>> Begin EXCERPTED DATA

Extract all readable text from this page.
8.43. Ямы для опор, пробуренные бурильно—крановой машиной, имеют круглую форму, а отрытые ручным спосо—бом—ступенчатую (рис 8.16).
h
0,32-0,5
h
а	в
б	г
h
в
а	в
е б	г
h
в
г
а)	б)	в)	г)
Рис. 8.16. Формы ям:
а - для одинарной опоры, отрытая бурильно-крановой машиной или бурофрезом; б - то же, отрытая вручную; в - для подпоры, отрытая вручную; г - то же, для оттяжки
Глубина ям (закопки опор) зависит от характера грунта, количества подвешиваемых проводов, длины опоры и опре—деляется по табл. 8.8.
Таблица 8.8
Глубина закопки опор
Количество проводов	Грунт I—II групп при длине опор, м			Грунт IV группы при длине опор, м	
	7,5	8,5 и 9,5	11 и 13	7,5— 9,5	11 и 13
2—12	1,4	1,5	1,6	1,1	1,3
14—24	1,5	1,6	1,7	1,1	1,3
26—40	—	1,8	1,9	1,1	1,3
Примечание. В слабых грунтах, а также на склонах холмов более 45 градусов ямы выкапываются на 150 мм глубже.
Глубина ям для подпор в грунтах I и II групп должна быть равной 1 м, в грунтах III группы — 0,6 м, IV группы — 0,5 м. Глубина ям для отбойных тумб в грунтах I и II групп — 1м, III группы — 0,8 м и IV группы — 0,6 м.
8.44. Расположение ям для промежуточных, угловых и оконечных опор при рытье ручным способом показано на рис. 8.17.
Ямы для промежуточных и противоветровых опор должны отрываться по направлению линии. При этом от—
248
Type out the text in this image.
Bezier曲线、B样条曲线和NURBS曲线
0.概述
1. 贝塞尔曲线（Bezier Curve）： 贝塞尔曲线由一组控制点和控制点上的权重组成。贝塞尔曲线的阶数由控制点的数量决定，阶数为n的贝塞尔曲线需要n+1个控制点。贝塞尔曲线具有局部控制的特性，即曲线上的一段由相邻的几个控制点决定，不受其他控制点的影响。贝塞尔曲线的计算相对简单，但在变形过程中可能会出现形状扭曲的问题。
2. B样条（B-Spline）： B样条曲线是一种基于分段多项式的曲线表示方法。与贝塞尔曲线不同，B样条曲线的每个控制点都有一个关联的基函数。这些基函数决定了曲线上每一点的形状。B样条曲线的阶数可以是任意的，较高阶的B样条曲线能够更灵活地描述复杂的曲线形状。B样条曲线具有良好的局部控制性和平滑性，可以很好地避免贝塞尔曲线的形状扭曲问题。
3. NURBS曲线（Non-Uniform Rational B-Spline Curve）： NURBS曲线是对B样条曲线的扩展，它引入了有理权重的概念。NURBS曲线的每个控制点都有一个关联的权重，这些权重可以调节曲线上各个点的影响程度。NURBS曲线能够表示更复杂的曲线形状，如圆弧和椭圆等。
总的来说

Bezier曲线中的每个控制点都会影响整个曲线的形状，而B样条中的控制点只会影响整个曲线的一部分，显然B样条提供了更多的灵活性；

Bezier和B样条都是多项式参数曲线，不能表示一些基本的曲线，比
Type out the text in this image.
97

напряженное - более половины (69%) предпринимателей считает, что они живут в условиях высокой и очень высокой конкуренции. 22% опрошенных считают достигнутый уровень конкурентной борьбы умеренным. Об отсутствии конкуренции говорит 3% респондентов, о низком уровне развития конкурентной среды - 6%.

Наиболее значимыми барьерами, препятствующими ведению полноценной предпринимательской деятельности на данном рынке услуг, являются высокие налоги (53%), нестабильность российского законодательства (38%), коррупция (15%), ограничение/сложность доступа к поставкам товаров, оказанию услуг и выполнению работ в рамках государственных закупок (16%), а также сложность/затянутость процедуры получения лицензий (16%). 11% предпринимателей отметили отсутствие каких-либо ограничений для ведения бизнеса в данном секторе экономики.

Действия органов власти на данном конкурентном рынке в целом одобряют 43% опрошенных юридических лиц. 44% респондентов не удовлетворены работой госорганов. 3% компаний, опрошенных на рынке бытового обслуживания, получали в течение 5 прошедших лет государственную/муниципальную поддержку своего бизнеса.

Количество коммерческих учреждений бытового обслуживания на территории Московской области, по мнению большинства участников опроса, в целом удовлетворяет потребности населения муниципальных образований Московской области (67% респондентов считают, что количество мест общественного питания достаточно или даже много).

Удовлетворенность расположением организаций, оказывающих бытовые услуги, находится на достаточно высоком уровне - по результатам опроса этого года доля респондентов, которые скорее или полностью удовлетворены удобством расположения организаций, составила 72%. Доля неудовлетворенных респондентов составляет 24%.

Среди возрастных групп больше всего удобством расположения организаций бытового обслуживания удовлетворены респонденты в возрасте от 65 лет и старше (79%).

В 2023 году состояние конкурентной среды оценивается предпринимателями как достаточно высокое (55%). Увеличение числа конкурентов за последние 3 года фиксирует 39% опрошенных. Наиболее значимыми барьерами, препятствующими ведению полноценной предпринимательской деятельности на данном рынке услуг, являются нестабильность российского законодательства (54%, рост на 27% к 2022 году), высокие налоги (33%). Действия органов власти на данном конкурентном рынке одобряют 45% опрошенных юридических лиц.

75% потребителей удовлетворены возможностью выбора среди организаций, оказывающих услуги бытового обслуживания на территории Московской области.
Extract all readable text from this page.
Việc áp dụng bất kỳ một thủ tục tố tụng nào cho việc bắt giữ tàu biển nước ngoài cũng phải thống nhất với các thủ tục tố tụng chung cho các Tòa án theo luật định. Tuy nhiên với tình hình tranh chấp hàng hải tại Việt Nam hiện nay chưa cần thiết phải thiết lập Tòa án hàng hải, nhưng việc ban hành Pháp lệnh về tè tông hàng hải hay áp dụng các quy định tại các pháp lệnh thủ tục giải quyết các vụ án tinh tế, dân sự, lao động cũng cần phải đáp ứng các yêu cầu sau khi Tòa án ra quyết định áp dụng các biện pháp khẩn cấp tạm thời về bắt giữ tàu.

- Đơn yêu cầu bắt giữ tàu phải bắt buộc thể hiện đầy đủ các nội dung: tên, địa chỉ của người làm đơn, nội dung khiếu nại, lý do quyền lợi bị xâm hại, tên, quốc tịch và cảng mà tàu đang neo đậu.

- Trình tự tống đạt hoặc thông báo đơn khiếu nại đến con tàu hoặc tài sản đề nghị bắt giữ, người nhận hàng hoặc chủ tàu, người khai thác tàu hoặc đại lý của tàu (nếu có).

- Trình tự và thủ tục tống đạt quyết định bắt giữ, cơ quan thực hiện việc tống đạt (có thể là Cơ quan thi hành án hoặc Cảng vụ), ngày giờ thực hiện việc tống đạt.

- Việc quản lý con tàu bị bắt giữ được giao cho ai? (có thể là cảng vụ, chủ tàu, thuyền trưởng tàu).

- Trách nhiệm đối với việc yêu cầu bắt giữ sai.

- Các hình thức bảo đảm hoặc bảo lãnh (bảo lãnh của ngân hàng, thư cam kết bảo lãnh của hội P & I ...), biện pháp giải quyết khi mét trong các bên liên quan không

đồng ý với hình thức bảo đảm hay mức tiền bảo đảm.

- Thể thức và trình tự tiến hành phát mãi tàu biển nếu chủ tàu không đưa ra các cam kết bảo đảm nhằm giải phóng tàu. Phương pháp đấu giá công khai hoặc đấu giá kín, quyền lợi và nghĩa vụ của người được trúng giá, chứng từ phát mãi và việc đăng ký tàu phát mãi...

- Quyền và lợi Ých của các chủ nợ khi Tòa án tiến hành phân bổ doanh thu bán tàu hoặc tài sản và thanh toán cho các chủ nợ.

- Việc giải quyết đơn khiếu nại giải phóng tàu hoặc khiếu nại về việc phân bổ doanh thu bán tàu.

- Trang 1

>> End EXCERPTED DATA

YOUR INSTRUCTIONS >> Looking at the entries above, say how many lines contain the word "услуги". Only the number is wanted.

OUTPUT OF THE EXERCISE >> 2